• **INFORMATION SHOWN**
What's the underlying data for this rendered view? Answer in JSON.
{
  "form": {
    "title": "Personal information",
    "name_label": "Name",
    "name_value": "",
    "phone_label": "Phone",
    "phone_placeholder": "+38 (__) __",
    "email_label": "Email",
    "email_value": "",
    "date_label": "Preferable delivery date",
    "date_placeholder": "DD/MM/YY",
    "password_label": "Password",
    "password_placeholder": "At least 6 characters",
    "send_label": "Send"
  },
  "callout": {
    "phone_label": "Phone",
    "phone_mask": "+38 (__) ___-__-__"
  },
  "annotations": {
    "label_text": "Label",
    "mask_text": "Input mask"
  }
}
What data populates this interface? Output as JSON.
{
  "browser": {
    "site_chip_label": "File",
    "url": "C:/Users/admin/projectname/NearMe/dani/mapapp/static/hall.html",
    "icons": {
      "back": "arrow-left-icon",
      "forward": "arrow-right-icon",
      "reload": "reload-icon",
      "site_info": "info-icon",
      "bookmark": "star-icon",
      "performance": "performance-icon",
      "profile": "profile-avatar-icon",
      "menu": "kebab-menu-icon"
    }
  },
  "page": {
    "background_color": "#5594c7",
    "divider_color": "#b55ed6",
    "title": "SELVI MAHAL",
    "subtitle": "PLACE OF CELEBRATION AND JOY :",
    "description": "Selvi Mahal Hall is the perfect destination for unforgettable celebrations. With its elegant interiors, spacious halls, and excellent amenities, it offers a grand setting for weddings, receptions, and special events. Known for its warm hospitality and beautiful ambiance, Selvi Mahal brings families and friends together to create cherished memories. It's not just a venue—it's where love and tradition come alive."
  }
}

• **TASK BRIEF**
Go back to the data above and please quote exactly, and only, the lines from the line with "What data populates" through its last line.

• **RESULT OF THE TASK**
What data populates this interface? Output as JSON.
{
  "browser": {
    "site_chip_label": "File",
    "url": "C:/Users/admin/projectname/NearMe/dani/mapapp/static/hall.html",
    "icons": {
      "back": "arrow-left-icon",
      "forward": "arrow-right-icon",
      "reload": "reload-icon",
      "site_info": "info-icon",
      "bookmark": "star-icon",
      "performance": "performance-icon",
      "profile": "profile-avatar-icon",
      "menu": "kebab-menu-icon"
    }
  },
  "page": {
    "background_color": "#5594c7",
    "divider_color": "#b55ed6",
    "title": "SELVI MAHAL",
    "subtitle": "PLACE OF CELEBRATION AND JOY :",
    "description": "Selvi Mahal Hall is the perfect destination for unforgettable celebrations. With its elegant interiors, spacious halls, and excellent amenities, it offers a grand setting for weddings, receptions, and special events. Known for its warm hospitality and beautiful ambiance, Selvi Mahal brings families and friends together to create cherished memories. It's not just a venue—it's where love and tradition come alive."
  }
}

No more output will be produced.